Task description: Search the data below for the word "cirurgia" and copy each line that holds it.

[The data]

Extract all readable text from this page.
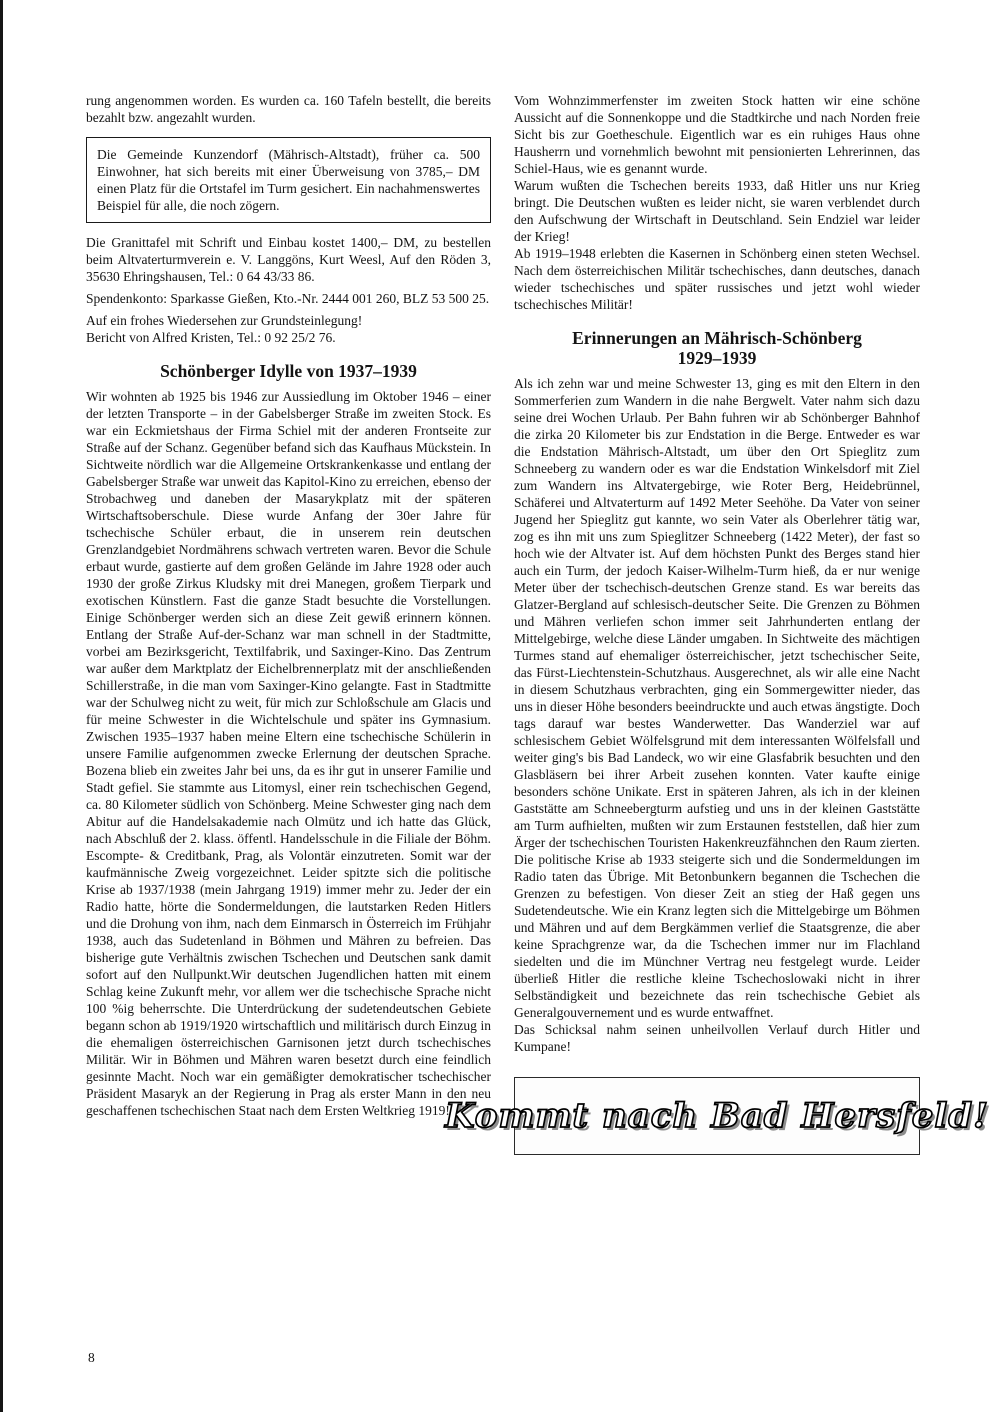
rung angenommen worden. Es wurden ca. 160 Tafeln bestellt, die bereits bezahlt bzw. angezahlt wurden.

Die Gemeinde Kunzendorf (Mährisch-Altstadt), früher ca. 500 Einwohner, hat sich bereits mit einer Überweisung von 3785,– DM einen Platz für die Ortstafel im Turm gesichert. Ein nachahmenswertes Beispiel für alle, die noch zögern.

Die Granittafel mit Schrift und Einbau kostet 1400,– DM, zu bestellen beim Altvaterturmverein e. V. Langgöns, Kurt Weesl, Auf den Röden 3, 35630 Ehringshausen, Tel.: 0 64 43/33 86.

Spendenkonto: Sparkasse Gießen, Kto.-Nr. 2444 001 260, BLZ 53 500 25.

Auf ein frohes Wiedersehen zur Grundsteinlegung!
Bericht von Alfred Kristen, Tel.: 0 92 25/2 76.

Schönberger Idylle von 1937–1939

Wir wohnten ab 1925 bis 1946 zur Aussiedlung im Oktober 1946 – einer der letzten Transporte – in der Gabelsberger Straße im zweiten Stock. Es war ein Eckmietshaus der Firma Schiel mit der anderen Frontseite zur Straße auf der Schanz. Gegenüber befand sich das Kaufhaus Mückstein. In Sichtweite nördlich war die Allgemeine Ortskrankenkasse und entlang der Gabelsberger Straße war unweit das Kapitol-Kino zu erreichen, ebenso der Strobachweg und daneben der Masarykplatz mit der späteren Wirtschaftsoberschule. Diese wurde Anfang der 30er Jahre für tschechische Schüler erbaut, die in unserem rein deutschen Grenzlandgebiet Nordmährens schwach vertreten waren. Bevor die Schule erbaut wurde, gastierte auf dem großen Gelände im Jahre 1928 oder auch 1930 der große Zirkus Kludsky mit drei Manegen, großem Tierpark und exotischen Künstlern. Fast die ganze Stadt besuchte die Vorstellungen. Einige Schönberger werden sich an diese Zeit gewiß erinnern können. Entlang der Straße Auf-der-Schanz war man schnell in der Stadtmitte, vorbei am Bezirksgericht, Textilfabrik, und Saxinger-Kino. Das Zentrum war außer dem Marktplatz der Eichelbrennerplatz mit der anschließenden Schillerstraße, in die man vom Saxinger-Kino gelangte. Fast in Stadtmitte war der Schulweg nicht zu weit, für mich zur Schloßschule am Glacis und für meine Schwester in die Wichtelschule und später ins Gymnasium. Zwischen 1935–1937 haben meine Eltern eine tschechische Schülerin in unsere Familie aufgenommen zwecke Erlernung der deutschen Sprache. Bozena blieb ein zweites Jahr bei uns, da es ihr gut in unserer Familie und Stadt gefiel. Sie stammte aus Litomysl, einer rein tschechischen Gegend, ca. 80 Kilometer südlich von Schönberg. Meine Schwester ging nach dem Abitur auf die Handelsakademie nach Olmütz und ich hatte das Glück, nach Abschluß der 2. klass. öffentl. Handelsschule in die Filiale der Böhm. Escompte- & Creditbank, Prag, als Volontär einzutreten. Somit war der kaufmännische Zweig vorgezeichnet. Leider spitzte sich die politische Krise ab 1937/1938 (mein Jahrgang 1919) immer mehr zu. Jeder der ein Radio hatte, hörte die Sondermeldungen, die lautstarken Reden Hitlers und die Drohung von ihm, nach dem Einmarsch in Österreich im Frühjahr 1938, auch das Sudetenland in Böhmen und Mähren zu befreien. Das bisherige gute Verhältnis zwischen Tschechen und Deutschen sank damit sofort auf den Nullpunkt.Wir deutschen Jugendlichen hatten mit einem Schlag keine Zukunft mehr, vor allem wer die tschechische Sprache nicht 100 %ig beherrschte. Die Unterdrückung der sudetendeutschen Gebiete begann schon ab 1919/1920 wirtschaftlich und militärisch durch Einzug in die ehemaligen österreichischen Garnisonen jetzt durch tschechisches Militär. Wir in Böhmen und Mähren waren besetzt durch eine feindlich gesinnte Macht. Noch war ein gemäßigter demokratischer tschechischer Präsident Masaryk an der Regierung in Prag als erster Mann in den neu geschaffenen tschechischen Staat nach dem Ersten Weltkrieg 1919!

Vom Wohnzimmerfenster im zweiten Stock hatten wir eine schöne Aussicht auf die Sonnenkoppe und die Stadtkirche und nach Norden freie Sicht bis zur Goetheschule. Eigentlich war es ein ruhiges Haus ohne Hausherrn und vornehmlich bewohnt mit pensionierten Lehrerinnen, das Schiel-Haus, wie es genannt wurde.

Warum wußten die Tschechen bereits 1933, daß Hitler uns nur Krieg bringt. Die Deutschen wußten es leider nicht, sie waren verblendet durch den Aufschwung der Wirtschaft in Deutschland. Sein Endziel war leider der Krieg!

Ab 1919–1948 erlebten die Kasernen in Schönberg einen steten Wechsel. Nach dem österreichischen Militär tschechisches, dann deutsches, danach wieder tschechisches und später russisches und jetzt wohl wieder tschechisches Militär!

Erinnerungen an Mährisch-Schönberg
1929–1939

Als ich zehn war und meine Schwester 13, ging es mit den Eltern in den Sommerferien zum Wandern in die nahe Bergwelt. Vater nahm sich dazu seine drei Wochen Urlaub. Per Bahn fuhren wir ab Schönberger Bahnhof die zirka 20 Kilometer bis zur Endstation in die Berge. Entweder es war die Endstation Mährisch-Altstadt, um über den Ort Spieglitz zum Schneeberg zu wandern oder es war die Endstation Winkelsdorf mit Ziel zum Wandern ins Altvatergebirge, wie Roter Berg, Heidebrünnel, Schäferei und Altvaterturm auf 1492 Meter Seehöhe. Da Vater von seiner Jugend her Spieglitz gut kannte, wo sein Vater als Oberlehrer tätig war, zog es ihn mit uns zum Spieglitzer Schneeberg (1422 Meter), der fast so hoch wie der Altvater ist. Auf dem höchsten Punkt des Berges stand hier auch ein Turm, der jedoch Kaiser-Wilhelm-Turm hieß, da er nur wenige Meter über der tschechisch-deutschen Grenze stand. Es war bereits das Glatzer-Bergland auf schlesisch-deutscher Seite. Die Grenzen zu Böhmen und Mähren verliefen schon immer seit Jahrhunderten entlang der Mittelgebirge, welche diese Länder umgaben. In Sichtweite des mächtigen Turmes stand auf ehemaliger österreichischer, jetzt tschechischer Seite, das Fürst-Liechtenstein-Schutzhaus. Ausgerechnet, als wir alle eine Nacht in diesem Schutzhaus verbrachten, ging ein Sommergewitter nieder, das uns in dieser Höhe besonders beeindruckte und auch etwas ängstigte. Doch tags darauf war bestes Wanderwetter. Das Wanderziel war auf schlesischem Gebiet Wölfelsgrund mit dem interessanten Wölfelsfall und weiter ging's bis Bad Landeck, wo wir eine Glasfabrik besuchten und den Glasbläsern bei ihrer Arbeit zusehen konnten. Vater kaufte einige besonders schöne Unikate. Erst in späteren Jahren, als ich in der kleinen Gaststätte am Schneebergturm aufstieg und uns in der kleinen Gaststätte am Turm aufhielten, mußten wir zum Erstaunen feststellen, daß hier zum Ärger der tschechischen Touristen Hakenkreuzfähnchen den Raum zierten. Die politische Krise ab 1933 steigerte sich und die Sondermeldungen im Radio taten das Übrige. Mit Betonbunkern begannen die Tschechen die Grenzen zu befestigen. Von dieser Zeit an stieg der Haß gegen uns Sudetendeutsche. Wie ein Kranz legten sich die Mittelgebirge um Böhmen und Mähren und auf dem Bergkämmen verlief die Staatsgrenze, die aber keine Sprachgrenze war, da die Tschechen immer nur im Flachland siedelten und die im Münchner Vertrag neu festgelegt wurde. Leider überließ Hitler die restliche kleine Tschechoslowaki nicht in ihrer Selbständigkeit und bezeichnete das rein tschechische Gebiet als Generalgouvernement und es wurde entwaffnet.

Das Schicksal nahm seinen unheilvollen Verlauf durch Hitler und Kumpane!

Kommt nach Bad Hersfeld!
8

[/The data]
[The data]

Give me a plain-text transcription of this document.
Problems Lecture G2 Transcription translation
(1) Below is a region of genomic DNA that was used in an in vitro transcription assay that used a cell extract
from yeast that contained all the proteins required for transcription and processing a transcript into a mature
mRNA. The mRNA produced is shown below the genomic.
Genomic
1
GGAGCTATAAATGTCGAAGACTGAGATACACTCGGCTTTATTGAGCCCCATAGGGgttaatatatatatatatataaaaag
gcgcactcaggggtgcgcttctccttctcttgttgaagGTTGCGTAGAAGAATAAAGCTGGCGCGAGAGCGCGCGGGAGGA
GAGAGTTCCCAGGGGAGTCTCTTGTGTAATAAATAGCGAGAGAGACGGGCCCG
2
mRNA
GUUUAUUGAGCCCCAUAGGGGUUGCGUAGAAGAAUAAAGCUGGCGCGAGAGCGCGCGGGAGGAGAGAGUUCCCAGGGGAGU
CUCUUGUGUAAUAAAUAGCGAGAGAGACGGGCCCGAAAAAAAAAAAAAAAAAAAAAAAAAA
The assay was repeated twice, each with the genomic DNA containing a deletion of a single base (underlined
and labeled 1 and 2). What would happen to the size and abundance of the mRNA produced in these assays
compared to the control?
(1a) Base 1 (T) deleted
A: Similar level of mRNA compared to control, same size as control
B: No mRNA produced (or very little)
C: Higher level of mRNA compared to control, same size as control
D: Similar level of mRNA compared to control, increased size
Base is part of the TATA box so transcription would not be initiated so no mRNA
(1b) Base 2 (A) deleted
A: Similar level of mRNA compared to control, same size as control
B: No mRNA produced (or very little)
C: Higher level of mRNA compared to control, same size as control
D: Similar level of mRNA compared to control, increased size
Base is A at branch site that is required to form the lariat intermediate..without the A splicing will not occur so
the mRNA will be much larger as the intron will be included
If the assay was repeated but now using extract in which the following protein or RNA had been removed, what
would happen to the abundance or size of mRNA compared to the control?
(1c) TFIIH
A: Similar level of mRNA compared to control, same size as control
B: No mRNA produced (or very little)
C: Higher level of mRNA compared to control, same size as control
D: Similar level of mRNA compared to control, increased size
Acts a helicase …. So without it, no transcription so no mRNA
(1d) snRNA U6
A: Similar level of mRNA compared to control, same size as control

[/The data]
[The data]

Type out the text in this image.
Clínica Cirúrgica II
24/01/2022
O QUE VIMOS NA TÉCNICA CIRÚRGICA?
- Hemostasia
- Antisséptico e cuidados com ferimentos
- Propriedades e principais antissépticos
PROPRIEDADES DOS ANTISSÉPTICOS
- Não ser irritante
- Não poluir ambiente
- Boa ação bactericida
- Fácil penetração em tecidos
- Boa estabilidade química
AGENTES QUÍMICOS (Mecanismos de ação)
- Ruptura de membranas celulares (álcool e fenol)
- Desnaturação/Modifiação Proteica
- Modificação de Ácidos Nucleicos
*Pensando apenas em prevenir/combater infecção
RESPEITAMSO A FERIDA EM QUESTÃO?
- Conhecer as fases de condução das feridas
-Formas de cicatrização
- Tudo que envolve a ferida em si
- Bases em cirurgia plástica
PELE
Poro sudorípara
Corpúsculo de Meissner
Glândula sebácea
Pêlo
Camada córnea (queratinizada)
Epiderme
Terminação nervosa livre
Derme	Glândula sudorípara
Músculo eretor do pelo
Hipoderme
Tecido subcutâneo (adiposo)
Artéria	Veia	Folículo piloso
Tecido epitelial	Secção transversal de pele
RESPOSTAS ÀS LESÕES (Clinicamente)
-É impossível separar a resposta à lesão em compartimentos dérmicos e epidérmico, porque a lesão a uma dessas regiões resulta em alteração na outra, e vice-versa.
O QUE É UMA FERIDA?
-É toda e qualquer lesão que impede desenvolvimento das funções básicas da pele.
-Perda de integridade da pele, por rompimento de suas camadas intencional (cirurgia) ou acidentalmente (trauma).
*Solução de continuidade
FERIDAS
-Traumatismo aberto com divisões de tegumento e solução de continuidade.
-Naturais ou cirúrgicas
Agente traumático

[/The data]

Answer box:
- Bases em cirurgia plástica
-Perda de integridade da pele, por rompimento de suas camadas intencional (cirurgia) ou acidentalmente (trauma).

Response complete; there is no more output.